SELECTED PASSAGE:
╔══
Sent by Max | 3:55 PM | 5-6-2008

For many (perhaps millions of people), Homeland Security Presidential Directive 12 (2004) requires large numbers of federal contractor employees doing non-sensitive, routine work to authorize an intrusive "security clearance" or "security screening" or be fired or not allowed to be hired. The authorization allows the government to ask ANY question of ANY person, gather information about relatives and friends, obtain your fingerprints, answers to senstive questions, potentially share responses with other agencies here and abroad, etc. HSPD-12 has led to lawsuits (see http://hspd12jpl.org), petitions, letters to agency heads, concern from members of Congress, etc. More than a few people refuse to comply, so the policy has a chilling effect. (Imagine being asked to do research on global warming under contract but then told you have to submit all sorts of personal information and authorize a background check first. Many scientists would simply say no. In my case it was education research about public schools.) Lots of people feel they have no choice because they need the work -- yet at the same time many believe the policy is unwise or illegal.

Sent by Andy | 5:18 PM | 5-6-2008

Written and signed oaths are the most outdated form of compliance. This goes back to promises of allegiance oaths that Japanese Americans were persuaded to sign after Pearl Harbor. We are a nation of mixed races and religions and not every part of the Constituion will match up exactly. I also think it shows lack of integrity to give and oath like that to a person whom you do not know all of there beliefs. You're just "calling them out" over words.
╚══
DATA SECTION:
╔══
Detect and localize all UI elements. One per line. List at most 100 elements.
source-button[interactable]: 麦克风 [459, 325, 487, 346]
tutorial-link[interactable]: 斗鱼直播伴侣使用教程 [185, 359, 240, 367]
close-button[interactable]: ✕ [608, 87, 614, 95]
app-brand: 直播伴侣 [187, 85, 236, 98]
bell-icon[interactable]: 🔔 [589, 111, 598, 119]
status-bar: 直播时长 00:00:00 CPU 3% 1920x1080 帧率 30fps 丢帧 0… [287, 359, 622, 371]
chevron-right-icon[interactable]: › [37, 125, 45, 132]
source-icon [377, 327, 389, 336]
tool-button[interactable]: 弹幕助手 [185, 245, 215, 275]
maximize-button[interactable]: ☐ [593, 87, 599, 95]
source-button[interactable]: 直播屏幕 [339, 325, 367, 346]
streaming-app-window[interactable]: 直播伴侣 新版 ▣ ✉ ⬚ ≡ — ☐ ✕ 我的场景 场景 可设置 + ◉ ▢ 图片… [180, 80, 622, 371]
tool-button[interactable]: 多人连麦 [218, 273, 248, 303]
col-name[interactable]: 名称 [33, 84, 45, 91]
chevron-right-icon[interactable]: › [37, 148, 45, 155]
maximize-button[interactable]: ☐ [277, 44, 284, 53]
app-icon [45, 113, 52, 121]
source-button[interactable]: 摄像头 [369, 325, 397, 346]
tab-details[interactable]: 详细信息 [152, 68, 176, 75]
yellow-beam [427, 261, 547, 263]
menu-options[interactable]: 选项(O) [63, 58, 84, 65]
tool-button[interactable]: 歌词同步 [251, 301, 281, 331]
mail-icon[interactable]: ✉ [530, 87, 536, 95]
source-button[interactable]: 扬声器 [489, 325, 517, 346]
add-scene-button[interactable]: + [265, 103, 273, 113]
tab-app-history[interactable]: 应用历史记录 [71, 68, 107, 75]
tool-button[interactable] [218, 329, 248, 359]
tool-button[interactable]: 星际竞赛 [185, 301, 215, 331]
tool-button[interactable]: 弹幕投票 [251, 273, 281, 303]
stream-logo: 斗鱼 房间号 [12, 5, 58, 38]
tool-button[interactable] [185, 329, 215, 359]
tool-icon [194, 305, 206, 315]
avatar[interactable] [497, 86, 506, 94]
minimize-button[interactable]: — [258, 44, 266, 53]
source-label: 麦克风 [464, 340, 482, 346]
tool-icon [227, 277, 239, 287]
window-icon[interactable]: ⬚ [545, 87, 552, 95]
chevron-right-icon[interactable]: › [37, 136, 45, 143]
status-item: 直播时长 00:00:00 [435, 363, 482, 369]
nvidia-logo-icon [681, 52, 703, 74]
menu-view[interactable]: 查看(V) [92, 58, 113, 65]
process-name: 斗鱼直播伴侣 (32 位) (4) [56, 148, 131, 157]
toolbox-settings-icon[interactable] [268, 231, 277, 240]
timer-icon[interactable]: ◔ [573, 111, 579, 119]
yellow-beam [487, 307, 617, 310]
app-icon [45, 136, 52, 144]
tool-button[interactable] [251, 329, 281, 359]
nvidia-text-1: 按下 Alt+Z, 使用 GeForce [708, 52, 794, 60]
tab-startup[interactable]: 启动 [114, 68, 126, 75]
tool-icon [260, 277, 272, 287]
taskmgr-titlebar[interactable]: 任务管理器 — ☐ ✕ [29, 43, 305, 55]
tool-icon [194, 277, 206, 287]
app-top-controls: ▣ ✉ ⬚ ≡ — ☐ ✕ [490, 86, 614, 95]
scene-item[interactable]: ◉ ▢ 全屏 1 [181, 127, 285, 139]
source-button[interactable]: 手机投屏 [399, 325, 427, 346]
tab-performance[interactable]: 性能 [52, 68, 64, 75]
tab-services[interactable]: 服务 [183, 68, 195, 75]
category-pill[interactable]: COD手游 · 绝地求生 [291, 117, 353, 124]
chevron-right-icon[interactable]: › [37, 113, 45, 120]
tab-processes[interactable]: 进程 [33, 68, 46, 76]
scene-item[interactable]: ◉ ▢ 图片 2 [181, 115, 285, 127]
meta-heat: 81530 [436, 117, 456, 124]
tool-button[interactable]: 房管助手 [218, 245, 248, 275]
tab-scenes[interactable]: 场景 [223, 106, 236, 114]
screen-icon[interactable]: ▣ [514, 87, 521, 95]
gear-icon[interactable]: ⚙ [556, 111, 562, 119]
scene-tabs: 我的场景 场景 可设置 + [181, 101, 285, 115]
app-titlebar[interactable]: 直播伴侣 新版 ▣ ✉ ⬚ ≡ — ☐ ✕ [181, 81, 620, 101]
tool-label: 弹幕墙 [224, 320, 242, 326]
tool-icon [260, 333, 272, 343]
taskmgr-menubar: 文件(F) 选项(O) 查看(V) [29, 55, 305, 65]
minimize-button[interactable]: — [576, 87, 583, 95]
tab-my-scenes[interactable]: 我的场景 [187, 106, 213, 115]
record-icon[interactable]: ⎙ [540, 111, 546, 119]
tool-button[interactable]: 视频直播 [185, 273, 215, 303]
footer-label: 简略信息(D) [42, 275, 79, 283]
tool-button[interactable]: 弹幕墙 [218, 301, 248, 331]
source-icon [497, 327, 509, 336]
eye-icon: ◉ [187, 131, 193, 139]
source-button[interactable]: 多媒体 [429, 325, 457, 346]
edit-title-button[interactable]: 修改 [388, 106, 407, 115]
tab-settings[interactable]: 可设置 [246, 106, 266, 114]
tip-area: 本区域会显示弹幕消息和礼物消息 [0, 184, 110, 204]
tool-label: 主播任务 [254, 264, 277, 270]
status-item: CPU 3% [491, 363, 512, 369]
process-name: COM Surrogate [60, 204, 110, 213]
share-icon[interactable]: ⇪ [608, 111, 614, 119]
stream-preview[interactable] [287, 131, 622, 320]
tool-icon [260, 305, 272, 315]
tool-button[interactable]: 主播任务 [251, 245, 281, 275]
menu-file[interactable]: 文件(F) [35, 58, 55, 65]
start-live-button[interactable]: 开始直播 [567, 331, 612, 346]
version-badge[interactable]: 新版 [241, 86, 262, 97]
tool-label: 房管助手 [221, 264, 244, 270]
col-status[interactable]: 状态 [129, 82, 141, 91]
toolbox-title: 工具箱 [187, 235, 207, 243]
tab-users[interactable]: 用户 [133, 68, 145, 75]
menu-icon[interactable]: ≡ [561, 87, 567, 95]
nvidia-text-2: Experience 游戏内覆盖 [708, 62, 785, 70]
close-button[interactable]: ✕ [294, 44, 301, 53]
╚══
EXERCISES TO COMPLETE:
(a) Answer from the HSPD-12 discussion:
(i) In what year was Homeland Security Presidential Directive 12 issued?
(ii) What kind of research does Max say his own case involved?
(iii) What does Andy call the most outdated form of compliance?
(b) Pick up the HSPD-12 discussion after its last sentence and continue it.
The rows have nothing to do with the HSPD-12 discussion.

TASK ANSWERS:
(a)
(i) 2004
(ii) Education research about public schools
(iii) Written and signed oaths

(b)
Sent by Angry Charles | 6:01 PM | 5-6-2008

It is the part that says "against all enemies foriegn and domestic" that bothers me the most. Who decides who an enemy is? Is a university dean or administrator or board of trustees? Can a state legislature, Congress or the President really decide whether I can be a public employee based upon my signature on a loyalth oath?
If I do sign such an oath and then exercise my constitutional right to say, protest the War in Iraq, can I lose my public employment?
This seems to me as unconstitutional (not withstanding who occupies the Supreme Court.

Sent by Steven Faulding | 7:04 PM | 5-6-2008

Why not take job in the civilian sector. The government should expect people to support and defend the Constitution. Defense does not have to mean armed defense!

Sent by Chris Daniels | 7:15 PM | 5-6-2008

When hired by a state of California control acency I raised my right hand and the oath was administered in person!
Upon leaving the room I made a mental note to read the constitution of the state of California to see what was in there, as I had just sworn to uphold it.
I do not mind defending my constitutions though, especially since they were paying me and they had health coverage.

Sent by Harley Hansen | 1:38 AM | 5-7-2008

When you signed it becomes a binding agreement! If you can't live with that, change it or don't take the job!

Ms. Kearney-Brown did the right thing, but it was handled all wrong. She has a wonderfully simple case for wrongful termination (with back pay AND punitive damages).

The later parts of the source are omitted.